> _WRITTEN INSTRUCTION_: Take the data below and repeat it exactly.

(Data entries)
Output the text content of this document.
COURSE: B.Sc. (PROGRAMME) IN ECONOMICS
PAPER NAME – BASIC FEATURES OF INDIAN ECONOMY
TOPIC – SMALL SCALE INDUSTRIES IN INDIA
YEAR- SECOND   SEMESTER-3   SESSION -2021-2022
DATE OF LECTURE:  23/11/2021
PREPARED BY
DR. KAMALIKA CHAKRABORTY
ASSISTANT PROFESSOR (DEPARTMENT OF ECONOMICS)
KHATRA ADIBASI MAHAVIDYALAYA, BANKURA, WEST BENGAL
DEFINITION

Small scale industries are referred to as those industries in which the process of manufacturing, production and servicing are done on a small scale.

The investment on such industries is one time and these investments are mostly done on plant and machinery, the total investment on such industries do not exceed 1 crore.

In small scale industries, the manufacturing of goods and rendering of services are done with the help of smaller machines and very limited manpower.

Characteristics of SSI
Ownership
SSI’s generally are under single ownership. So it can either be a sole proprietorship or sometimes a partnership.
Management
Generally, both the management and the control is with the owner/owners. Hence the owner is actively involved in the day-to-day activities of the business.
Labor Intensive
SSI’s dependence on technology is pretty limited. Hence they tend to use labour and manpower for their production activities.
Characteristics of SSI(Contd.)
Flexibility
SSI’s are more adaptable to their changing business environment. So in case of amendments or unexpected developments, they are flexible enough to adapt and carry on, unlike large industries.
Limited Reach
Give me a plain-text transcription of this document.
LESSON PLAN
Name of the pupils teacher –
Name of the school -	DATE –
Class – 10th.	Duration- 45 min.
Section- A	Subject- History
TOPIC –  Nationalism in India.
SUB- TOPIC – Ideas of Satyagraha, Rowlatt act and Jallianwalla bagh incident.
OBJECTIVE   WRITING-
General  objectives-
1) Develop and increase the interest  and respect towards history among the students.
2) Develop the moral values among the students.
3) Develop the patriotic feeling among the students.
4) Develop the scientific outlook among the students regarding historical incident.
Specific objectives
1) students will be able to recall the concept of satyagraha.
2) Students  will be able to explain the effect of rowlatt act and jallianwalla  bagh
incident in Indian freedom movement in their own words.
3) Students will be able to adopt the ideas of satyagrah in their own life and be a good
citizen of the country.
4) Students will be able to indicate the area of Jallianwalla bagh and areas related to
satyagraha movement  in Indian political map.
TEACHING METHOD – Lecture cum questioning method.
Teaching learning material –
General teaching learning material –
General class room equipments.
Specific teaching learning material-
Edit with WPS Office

> _IN RESPONSE_:
Output the text content of this document.
COURSE: B.Sc. (PROGRAMME) IN ECONOMICS
PAPER NAME – BASIC FEATURES OF INDIAN ECONOMY
TOPIC – SMALL SCALE INDUSTRIES IN INDIA
YEAR- SECOND   SEMESTER-3   SESSION -2021-2022
DATE OF LECTURE:  23/11/2021
PREPARED BY
DR. KAMALIKA CHAKRABORTY
ASSISTANT PROFESSOR (DEPARTMENT OF ECONOMICS)
KHATRA ADIBASI MAHAVIDYALAYA, BANKURA, WEST BENGAL
DEFINITION

Small scale industries are referred to as those industries in which the process of manufacturing, production and servicing are done on a small scale.

The investment on such industries is one time and these investments are mostly done on plant and machinery, the total investment on such industries do not exceed 1 crore.

In small scale industries, the manufacturing of goods and rendering of services are done with the help of smaller machines and very limited manpower.

Characteristics of SSI
Ownership
SSI’s generally are under single ownership. So it can either be a sole proprietorship or sometimes a partnership.
Management
Generally, both the management and the control is with the owner/owners. Hence the owner is actively involved in the day-to-day activities of the business.
Labor Intensive
SSI’s dependence on technology is pretty limited. Hence they tend to use labour and manpower for their production activities.
Characteristics of SSI(Contd.)
Flexibility
SSI’s are more adaptable to their changing business environment. So in case of amendments or unexpected developments, they are flexible enough to adapt and carry on, unlike large industries.
Limited Reach
Give me a plain-text transcription of this document.
LESSON PLAN
Name of the pupils teacher –
Name of the school -	DATE –
Class – 10th.	Duration- 45 min.
Section- A	Subject- History
TOPIC –  Nationalism in India.
SUB- TOPIC – Ideas of Satyagraha, Rowlatt act and Jallianwalla bagh incident.
OBJECTIVE   WRITING-
General  objectives-
1) Develop and increase the interest  and respect towards history among the students.
2) Develop the moral values among the students.
3) Develop the patriotic feeling among the students.
4) Develop the scientific outlook among the students regarding historical incident.
Specific objectives
1) students will be able to recall the concept of satyagraha.
2) Students  will be able to explain the effect of rowlatt act and jallianwalla  bagh
incident in Indian freedom movement in their own words.
3) Students will be able to adopt the ideas of satyagrah in their own life and be a good
citizen of the country.
4) Students will be able to indicate the area of Jallianwalla bagh and areas related to
satyagraha movement  in Indian political map.
TEACHING METHOD – Lecture cum questioning method.
Teaching learning material –
General teaching learning material –
General class room equipments.
Specific teaching learning material-
Edit with WPS Office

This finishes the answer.